### Record set
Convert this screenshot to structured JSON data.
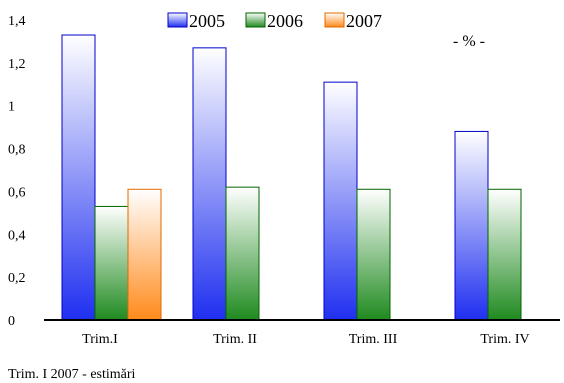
{
  "chart_data": {
    "type": "bar",
    "categories": [
      "Trim.I",
      "Trim. II",
      "Trim. III",
      "Trim. IV"
    ],
    "series": [
      {
        "name": "2005",
        "values": [
          1.33,
          1.27,
          1.11,
          0.88
        ]
      },
      {
        "name": "2006",
        "values": [
          0.53,
          0.62,
          0.61,
          0.61
        ]
      },
      {
        "name": "2007",
        "values": [
          0.61,
          null,
          null,
          null
        ]
      }
    ],
    "ylim": [
      0,
      1.4
    ],
    "yticks": [
      "0",
      "0,2",
      "0,4",
      "0,6",
      "0,8",
      "1",
      "1,2",
      "1,4"
    ],
    "unit_label": "- % -",
    "legend_position": "top-center",
    "grid": false,
    "colors": {
      "2005": {
        "top": "#ffffff",
        "bottom": "#1f2ff0",
        "edge": "#0000cc"
      },
      "2006": {
        "top": "#ffffff",
        "bottom": "#1f8a1f",
        "edge": "#006600"
      },
      "2007": {
        "top": "#ffffff",
        "bottom": "#ff8a1a",
        "edge": "#e06a00"
      }
    }
  },
  "footnote": "Trim. I 2007 - estimări"
}
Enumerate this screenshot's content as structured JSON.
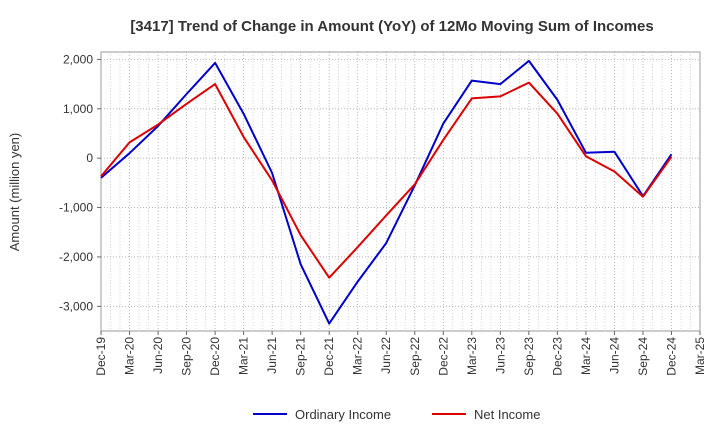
{
  "chart_data": {
    "type": "line",
    "title": "[3417]  Trend of Change in Amount (YoY) of 12Mo Moving Sum of Incomes",
    "xlabel": "",
    "ylabel": "Amount (million yen)",
    "categories": [
      "Dec-19",
      "Mar-20",
      "Jun-20",
      "Sep-20",
      "Dec-20",
      "Mar-21",
      "Jun-21",
      "Sep-21",
      "Dec-21",
      "Mar-22",
      "Jun-22",
      "Sep-22",
      "Dec-22",
      "Mar-23",
      "Jun-23",
      "Sep-23",
      "Dec-23",
      "Mar-24",
      "Jun-24",
      "Sep-24",
      "Dec-24",
      "Mar-25"
    ],
    "yticks": [
      "2,000",
      "1,000",
      "0",
      "-1,000",
      "-2,000",
      "-3,000"
    ],
    "ytick_values": [
      2000,
      1000,
      0,
      -1000,
      -2000,
      -3000
    ],
    "ylim": [
      -3500,
      2150
    ],
    "grid": true,
    "legend_position": "bottom",
    "series": [
      {
        "name": "Ordinary Income",
        "color": "#0000cc",
        "values": [
          -400,
          100,
          650,
          1300,
          1930,
          900,
          -300,
          -2150,
          -3350,
          -2500,
          -1720,
          -550,
          700,
          1570,
          1500,
          1970,
          1180,
          110,
          130,
          -770,
          80,
          null
        ]
      },
      {
        "name": "Net Income",
        "color": "#dd0000",
        "values": [
          -370,
          320,
          680,
          1100,
          1500,
          430,
          -450,
          -1560,
          -2420,
          -1800,
          -1160,
          -530,
          370,
          1210,
          1250,
          1530,
          900,
          40,
          -270,
          -780,
          30,
          null
        ]
      }
    ]
  }
}
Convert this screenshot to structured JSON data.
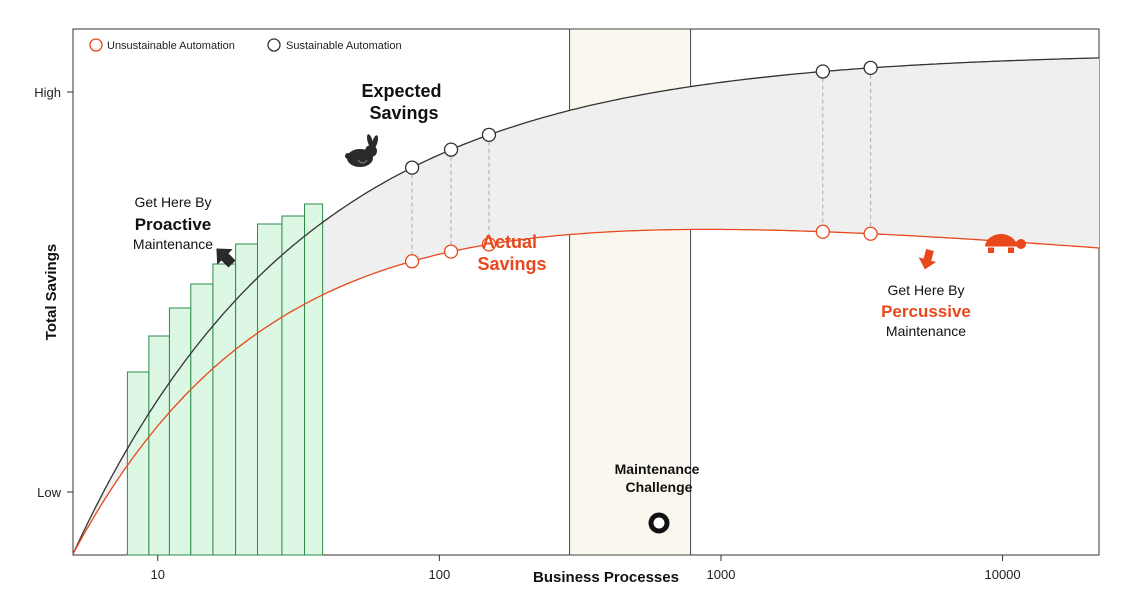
{
  "chart_data": {
    "type": "line",
    "xlabel": "Business Processes",
    "ylabel": "Total Savings",
    "xscale": "log",
    "xlim": [
      5,
      22000
    ],
    "x_ticks": [
      10,
      100,
      1000,
      10000
    ],
    "x_tick_labels": [
      "10",
      "100",
      "1000",
      "10000"
    ],
    "y_ticks": [
      "High",
      "Low"
    ],
    "legend": {
      "position": "top-left",
      "entries": [
        {
          "label": "Unsustainable Automation",
          "color": "#e8481c"
        },
        {
          "label": "Sustainable Automation",
          "color": "#333333"
        }
      ]
    },
    "series": [
      {
        "name": "Sustainable Automation",
        "color": "#333333",
        "markers_x": [
          80,
          110,
          150,
          2300,
          3400
        ]
      },
      {
        "name": "Unsustainable Automation",
        "color": "#e8481c",
        "markers_x": [
          80,
          110,
          150,
          2300,
          3400
        ]
      }
    ],
    "bars": {
      "color": "#dcf7e3",
      "edge": "#2e8b4b",
      "edges_x": [
        7.8,
        9.3,
        11.0,
        13.1,
        15.7,
        18.9,
        22.6,
        27.6,
        33.2,
        38.5
      ],
      "heights_frac": [
        0.3,
        0.39,
        0.46,
        0.52,
        0.57,
        0.62,
        0.67,
        0.69,
        0.72
      ]
    },
    "region": {
      "label": "Maintenance Challenge",
      "x_from": 290,
      "x_to": 780
    },
    "annotations": {
      "expected": "Expected\nSavings",
      "actual": "Actual\nSavings",
      "proactive_pre": "Get Here By",
      "proactive_main": "Proactive",
      "proactive_post": "Maintenance",
      "percussive_pre": "Get Here By",
      "percussive_main": "Percussive",
      "percussive_post": "Maintenance"
    },
    "icons": [
      "rabbit-icon",
      "turtle-icon",
      "arrow-up-left-icon",
      "arrow-down-icon",
      "target-circle-icon"
    ],
    "grid": false
  }
}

### Set exercise
Each record above is to be restated exactly, with its pictures removed from the copy.

### Correct response
Convert this screenshot to structured JSON data.
{
  "chart_data": {
    "type": "bar",
    "categories": [
      "Trim.I",
      "Trim. II",
      "Trim. III",
      "Trim. IV"
    ],
    "series": [
      {
        "name": "2005",
        "values": [
          1.33,
          1.27,
          1.11,
          0.88
        ]
      },
      {
        "name": "2006",
        "values": [
          0.53,
          0.62,
          0.61,
          0.61
        ]
      },
      {
        "name": "2007",
        "values": [
          0.61,
          null,
          null,
          null
        ]
      }
    ],
    "ylim": [
      0,
      1.4
    ],
    "yticks": [
      "0",
      "0,2",
      "0,4",
      "0,6",
      "0,8",
      "1",
      "1,2",
      "1,4"
    ],
    "unit_label": "- % -",
    "legend_position": "top-center",
    "grid": false,
    "colors": {
      "2005": {
        "top": "#ffffff",
        "bottom": "#1f2ff0",
        "edge": "#0000cc"
      },
      "2006": {
        "top": "#ffffff",
        "bottom": "#1f8a1f",
        "edge": "#006600"
      },
      "2007": {
        "top": "#ffffff",
        "bottom": "#ff8a1a",
        "edge": "#e06a00"
      }
    }
  },
  "footnote": "Trim. I 2007 - estimări"
}
Enumerate this screenshot's content as structured JSON.
{
  "chart_data": {
    "type": "line",
    "title": "[3417]  Trend of Change in Amount (YoY) of 12Mo Moving Sum of Incomes",
    "xlabel": "",
    "ylabel": "Amount (million yen)",
    "categories": [
      "Dec-19",
      "Mar-20",
      "Jun-20",
      "Sep-20",
      "Dec-20",
      "Mar-21",
      "Jun-21",
      "Sep-21",
      "Dec-21",
      "Mar-22",
      "Jun-22",
      "Sep-22",
      "Dec-22",
      "Mar-23",
      "Jun-23",
      "Sep-23",
      "Dec-23",
      "Mar-24",
      "Jun-24",
      "Sep-24",
      "Dec-24",
      "Mar-25"
    ],
    "yticks": [
      "2,000",
      "1,000",
      "0",
      "-1,000",
      "-2,000",
      "-3,000"
    ],
    "ytick_values": [
      2000,
      1000,
      0,
      -1000,
      -2000,
      -3000
    ],
    "ylim": [
      -3500,
      2150
    ],
    "grid": true,
    "legend_position": "bottom",
    "series": [
      {
        "name": "Ordinary Income",
        "color": "#0000cc",
        "values": [
          -400,
          100,
          650,
          1300,
          1930,
          900,
          -300,
          -2150,
          -3350,
          -2500,
          -1720,
          -550,
          700,
          1570,
          1500,
          1970,
          1180,
          110,
          130,
          -770,
          80,
          null
        ]
      },
      {
        "name": "Net Income",
        "color": "#dd0000",
        "values": [
          -370,
          320,
          680,
          1100,
          1500,
          430,
          -450,
          -1560,
          -2420,
          -1800,
          -1160,
          -530,
          370,
          1210,
          1250,
          1530,
          900,
          40,
          -270,
          -780,
          30,
          null
        ]
      }
    ]
  }
}
Convert this screenshot to structured JSON data.
{
  "chart_data": {
    "type": "line",
    "xlabel": "Business Processes",
    "ylabel": "Total Savings",
    "xscale": "log",
    "xlim": [
      5,
      22000
    ],
    "x_ticks": [
      10,
      100,
      1000,
      10000
    ],
    "x_tick_labels": [
      "10",
      "100",
      "1000",
      "10000"
    ],
    "y_ticks": [
      "High",
      "Low"
    ],
    "legend": {
      "position": "top-left",
      "entries": [
        {
          "label": "Unsustainable Automation",
          "color": "#e8481c"
        },
        {
          "label": "Sustainable Automation",
          "color": "#333333"
        }
      ]
    },
    "series": [
      {
        "name": "Sustainable Automation",
        "color": "#333333",
        "markers_x": [
          80,
          110,
          150,
          2300,
          3400
        ]
      },
      {
        "name": "Unsustainable Automation",
        "color": "#e8481c",
        "markers_x": [
          80,
          110,
          150,
          2300,
          3400
        ]
      }
    ],
    "bars": {
      "color": "#dcf7e3",
      "edge": "#2e8b4b",
      "edges_x": [
        7.8,
        9.3,
        11.0,
        13.1,
        15.7,
        18.9,
        22.6,
        27.6,
        33.2,
        38.5
      ],
      "heights_frac": [
        0.3,
        0.39,
        0.46,
        0.52,
        0.57,
        0.62,
        0.67,
        0.69,
        0.72
      ]
    },
    "region": {
      "label": "Maintenance Challenge",
      "x_from": 290,
      "x_to": 780
    },
    "annotations": {
      "expected": "Expected\nSavings",
      "actual": "Actual\nSavings",
      "proactive_pre": "Get Here By",
      "proactive_main": "Proactive",
      "proactive_post": "Maintenance",
      "percussive_pre": "Get Here By",
      "percussive_main": "Percussive",
      "percussive_post": "Maintenance"
    },
    "icons": [
      "rabbit-icon",
      "turtle-icon",
      "arrow-up-left-icon",
      "arrow-down-icon",
      "target-circle-icon"
    ],
    "grid": false
  }
}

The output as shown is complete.